Stated task:
Look for the word "Patellar" in the entries below, then copy every line that has it.

Material to process:
Start

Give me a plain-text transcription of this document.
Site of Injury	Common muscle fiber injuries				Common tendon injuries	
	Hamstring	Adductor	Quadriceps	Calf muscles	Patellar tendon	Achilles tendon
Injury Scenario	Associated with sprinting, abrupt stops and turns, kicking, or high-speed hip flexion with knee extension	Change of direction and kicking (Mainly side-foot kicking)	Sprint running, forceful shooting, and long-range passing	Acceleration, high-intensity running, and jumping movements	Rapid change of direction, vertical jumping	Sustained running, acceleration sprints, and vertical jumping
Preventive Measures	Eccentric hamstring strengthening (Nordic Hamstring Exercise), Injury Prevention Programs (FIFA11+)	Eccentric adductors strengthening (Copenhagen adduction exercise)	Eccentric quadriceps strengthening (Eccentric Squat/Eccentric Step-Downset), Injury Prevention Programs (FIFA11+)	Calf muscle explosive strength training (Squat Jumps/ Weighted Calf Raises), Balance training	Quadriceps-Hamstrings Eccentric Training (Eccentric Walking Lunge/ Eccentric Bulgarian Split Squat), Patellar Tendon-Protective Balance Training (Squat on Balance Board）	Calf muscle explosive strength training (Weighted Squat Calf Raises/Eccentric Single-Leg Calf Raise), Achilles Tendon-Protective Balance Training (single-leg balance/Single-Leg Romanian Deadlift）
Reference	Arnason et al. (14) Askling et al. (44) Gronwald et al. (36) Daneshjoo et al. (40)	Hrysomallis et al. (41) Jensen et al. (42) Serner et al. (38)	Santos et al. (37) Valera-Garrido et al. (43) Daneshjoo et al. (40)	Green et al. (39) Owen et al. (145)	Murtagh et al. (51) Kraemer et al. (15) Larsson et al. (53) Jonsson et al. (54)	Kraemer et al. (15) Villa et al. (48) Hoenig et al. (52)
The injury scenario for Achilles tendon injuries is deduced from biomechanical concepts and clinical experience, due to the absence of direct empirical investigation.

End

Exercise result:
	Hamstring	Adductor	Quadriceps	Calf muscles	Patellar tendon	Achilles tendon
Preventive Measures	Eccentric hamstring strengthening (Nordic Hamstring Exercise), Injury Prevention Programs (FIFA11+)	Eccentric adductors strengthening (Copenhagen adduction exercise)	Eccentric quadriceps strengthening (Eccentric Squat/Eccentric Step-Downset), Injury Prevention Programs (FIFA11+)	Calf muscle explosive strength training (Squat Jumps/ Weighted Calf Raises), Balance training	Quadriceps-Hamstrings Eccentric Training (Eccentric Walking Lunge/ Eccentric Bulgarian Split Squat), Patellar Tendon-Protective Balance Training (Squat on Balance Board）	Calf muscle explosive strength training (Weighted Squat Calf Raises/Eccentric Single-Leg Calf Raise), Achilles Tendon-Protective Balance Training (single-leg balance/Single-Leg Romanian Deadlift）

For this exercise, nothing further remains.